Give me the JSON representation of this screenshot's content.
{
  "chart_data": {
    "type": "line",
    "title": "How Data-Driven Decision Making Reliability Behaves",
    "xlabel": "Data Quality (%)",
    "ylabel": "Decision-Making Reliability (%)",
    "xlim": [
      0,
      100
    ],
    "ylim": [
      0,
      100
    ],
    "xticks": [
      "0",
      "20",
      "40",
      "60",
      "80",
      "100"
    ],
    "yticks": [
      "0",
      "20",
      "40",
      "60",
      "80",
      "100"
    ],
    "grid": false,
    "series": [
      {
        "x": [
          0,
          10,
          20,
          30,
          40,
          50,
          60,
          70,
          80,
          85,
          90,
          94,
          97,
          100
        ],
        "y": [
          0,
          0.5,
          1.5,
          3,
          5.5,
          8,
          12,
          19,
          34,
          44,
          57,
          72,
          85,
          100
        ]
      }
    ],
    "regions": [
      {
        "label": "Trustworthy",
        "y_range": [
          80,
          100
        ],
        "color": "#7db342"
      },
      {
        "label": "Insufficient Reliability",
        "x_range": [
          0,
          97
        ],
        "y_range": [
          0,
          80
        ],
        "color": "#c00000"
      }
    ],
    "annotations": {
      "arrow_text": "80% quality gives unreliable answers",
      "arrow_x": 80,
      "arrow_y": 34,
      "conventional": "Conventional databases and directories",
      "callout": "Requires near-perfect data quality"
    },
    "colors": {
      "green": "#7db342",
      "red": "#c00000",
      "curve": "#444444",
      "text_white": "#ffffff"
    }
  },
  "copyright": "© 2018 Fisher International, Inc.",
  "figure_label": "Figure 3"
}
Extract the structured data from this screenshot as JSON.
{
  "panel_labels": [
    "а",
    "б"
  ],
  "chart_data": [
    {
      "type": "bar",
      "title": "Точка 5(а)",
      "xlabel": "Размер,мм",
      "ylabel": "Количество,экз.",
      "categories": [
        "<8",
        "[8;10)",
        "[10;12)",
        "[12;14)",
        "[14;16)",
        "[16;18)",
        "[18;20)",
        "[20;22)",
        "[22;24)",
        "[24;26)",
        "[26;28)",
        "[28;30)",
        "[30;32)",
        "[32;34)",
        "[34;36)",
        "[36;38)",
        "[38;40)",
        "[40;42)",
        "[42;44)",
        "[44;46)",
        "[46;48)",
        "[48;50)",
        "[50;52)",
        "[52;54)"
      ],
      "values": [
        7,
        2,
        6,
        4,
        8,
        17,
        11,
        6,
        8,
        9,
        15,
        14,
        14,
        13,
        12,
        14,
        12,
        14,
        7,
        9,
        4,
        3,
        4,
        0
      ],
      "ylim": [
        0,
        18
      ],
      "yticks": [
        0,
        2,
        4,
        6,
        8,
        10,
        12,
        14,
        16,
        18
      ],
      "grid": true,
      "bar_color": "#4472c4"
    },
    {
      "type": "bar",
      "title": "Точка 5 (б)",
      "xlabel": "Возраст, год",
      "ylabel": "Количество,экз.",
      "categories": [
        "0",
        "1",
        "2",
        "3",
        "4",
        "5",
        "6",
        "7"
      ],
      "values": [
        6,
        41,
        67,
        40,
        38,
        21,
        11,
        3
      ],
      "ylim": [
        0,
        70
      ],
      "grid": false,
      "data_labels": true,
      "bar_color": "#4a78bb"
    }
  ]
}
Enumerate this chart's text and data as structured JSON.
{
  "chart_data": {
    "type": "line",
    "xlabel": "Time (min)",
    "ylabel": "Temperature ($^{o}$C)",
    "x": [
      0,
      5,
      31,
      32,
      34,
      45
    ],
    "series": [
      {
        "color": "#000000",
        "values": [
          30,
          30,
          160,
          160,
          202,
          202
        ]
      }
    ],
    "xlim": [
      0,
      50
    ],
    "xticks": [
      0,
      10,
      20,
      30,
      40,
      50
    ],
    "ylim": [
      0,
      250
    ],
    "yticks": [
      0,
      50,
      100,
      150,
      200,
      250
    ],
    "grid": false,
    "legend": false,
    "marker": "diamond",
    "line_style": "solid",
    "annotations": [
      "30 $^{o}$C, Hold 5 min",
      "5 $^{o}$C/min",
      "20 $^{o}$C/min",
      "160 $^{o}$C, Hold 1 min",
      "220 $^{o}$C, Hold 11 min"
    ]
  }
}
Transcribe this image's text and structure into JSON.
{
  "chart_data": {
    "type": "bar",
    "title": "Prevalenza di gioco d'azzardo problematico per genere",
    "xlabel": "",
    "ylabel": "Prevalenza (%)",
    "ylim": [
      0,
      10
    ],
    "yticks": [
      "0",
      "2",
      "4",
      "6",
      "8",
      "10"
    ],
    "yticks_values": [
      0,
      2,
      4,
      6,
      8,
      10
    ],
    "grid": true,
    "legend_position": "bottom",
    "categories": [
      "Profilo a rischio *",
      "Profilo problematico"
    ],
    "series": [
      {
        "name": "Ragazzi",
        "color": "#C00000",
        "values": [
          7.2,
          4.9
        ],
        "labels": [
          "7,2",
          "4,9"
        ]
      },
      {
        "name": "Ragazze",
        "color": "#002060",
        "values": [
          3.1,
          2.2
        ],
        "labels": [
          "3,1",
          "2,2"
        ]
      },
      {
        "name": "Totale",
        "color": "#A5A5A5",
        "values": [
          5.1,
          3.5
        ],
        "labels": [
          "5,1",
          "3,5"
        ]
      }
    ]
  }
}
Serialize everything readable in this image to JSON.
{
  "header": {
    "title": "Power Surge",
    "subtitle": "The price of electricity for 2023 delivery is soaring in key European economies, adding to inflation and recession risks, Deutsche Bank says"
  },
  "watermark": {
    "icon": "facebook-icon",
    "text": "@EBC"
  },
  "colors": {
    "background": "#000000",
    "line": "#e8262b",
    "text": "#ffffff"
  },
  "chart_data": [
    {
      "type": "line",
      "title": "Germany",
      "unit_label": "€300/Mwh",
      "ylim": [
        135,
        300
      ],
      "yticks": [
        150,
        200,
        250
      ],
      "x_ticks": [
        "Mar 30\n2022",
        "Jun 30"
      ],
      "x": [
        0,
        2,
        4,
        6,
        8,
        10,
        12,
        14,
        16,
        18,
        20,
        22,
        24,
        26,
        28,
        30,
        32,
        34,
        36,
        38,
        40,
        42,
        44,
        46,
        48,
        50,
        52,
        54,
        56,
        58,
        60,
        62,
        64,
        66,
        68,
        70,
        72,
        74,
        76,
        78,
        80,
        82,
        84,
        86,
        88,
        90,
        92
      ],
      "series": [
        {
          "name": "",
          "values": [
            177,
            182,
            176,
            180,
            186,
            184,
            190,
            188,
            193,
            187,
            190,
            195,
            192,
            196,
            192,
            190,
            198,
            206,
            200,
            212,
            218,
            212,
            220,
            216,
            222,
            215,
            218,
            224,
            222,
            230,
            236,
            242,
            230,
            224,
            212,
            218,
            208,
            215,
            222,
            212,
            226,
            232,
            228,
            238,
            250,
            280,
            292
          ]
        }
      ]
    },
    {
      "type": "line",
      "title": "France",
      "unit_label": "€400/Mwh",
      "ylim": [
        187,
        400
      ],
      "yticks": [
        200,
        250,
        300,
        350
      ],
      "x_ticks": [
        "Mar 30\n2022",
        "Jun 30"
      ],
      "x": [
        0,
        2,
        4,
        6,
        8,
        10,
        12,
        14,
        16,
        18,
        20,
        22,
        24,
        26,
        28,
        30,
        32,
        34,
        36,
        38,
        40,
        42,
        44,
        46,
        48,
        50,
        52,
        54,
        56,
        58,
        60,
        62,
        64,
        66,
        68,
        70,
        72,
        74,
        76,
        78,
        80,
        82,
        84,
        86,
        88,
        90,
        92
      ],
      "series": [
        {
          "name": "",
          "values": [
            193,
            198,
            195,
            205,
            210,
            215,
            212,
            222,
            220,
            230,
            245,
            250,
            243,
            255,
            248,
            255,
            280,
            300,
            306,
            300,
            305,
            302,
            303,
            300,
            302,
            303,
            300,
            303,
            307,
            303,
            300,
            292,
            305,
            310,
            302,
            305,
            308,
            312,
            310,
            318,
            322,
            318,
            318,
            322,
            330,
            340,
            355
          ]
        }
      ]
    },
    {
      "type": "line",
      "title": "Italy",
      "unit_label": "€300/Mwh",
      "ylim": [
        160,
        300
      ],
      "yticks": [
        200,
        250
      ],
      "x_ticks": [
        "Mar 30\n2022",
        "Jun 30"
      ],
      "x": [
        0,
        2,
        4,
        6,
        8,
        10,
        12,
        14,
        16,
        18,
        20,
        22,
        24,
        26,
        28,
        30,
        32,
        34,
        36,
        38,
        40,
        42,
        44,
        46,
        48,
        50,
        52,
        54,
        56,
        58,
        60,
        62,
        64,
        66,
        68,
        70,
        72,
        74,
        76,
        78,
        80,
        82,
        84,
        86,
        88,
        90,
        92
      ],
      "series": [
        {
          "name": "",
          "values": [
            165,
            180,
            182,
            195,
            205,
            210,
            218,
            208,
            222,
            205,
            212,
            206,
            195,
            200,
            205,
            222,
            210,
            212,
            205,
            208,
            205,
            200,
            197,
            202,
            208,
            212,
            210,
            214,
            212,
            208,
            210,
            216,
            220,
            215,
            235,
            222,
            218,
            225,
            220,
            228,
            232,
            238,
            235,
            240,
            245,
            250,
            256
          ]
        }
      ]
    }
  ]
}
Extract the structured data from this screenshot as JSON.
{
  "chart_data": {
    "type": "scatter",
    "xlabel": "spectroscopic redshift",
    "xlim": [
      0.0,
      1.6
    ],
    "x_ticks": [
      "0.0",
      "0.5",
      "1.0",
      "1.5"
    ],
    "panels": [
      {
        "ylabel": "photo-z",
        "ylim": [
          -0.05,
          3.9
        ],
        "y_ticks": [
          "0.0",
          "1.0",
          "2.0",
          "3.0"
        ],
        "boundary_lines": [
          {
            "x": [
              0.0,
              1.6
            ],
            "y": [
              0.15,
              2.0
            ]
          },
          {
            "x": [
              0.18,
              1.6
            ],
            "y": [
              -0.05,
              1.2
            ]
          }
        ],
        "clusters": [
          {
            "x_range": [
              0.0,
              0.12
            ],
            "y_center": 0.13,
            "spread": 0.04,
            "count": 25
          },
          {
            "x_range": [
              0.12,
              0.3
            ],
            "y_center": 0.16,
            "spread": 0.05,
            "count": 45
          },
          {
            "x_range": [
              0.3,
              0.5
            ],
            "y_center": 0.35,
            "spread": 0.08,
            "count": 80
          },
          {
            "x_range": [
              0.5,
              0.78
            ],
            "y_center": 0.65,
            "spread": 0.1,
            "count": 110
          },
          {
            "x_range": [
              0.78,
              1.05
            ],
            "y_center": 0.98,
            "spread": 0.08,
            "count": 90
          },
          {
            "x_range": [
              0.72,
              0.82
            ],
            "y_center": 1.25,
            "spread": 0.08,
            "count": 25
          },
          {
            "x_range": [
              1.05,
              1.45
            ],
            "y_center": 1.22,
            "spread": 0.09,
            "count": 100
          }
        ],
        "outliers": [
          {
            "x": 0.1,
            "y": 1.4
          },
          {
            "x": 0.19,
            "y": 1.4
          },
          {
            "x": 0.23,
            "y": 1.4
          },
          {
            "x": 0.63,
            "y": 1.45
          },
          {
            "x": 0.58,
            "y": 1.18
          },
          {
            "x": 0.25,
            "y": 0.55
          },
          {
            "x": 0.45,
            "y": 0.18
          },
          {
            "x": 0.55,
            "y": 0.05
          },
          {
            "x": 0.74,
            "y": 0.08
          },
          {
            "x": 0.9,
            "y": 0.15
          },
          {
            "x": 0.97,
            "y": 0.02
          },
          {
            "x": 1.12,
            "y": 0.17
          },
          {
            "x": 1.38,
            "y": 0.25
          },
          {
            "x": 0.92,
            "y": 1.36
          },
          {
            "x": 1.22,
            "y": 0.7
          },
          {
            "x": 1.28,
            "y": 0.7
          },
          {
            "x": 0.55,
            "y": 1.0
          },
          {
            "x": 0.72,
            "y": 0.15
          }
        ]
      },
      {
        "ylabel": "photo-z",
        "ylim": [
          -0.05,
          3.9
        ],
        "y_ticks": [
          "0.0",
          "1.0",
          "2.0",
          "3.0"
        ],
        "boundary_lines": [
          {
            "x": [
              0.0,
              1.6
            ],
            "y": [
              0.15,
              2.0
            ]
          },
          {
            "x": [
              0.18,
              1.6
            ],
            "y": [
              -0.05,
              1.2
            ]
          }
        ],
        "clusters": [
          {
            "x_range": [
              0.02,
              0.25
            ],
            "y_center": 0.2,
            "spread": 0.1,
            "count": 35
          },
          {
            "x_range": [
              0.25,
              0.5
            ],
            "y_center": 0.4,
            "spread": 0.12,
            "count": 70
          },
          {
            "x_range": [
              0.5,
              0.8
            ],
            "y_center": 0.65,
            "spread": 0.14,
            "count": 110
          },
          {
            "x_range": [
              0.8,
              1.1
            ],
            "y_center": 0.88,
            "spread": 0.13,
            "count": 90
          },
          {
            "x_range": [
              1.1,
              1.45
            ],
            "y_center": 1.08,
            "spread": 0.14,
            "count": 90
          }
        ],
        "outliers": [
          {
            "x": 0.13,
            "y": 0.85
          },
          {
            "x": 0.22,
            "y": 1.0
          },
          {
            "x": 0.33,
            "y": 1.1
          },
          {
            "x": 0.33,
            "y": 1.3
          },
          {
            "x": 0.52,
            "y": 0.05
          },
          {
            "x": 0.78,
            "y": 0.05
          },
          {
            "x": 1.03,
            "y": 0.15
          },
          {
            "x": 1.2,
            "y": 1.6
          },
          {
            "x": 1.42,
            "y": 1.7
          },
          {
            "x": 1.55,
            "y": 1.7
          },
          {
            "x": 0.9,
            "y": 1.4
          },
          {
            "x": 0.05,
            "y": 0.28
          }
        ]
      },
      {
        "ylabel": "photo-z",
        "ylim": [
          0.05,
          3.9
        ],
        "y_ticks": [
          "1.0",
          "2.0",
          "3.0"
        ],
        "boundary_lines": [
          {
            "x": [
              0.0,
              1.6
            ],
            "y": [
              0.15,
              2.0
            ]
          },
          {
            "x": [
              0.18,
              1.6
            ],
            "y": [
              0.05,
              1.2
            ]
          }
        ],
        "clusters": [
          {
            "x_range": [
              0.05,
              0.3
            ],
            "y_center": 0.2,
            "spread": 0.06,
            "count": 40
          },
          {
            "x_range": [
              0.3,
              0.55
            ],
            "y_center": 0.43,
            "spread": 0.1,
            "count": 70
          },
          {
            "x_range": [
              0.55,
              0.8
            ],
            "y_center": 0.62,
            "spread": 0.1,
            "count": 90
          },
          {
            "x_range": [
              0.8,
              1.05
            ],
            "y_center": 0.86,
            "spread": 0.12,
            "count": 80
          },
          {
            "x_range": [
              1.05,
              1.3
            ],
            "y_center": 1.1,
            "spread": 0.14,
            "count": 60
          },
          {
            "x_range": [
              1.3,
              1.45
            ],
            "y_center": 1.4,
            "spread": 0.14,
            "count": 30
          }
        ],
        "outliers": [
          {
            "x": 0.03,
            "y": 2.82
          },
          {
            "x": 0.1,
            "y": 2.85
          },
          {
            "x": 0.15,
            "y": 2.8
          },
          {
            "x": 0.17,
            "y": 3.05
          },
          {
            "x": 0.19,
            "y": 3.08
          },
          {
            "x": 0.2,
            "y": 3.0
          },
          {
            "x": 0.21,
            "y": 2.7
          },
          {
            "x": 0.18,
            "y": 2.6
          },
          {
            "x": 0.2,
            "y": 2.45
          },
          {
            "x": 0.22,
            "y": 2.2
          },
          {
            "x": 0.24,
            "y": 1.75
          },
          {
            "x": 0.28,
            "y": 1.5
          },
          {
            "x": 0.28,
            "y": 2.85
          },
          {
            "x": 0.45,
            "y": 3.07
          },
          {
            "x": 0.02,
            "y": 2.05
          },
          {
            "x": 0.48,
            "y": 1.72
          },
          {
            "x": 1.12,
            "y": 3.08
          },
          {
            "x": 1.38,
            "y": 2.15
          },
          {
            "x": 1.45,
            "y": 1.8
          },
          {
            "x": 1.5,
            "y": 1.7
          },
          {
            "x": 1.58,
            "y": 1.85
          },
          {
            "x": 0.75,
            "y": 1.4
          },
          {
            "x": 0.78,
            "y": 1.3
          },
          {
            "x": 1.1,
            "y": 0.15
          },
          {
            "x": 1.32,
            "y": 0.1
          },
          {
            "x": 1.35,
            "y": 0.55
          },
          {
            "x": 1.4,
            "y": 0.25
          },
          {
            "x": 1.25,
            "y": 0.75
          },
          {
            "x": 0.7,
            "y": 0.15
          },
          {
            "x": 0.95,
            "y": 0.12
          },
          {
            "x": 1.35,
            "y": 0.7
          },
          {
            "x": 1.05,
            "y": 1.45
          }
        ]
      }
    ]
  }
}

###

:: PROMPT ::
Isolate the lines above that contain the word "image" and copy them.

:: RESPONSE TO THIS TASK ::
Transcribe this image's text and structure into JSON.
Serialize everything readable in this image to JSON.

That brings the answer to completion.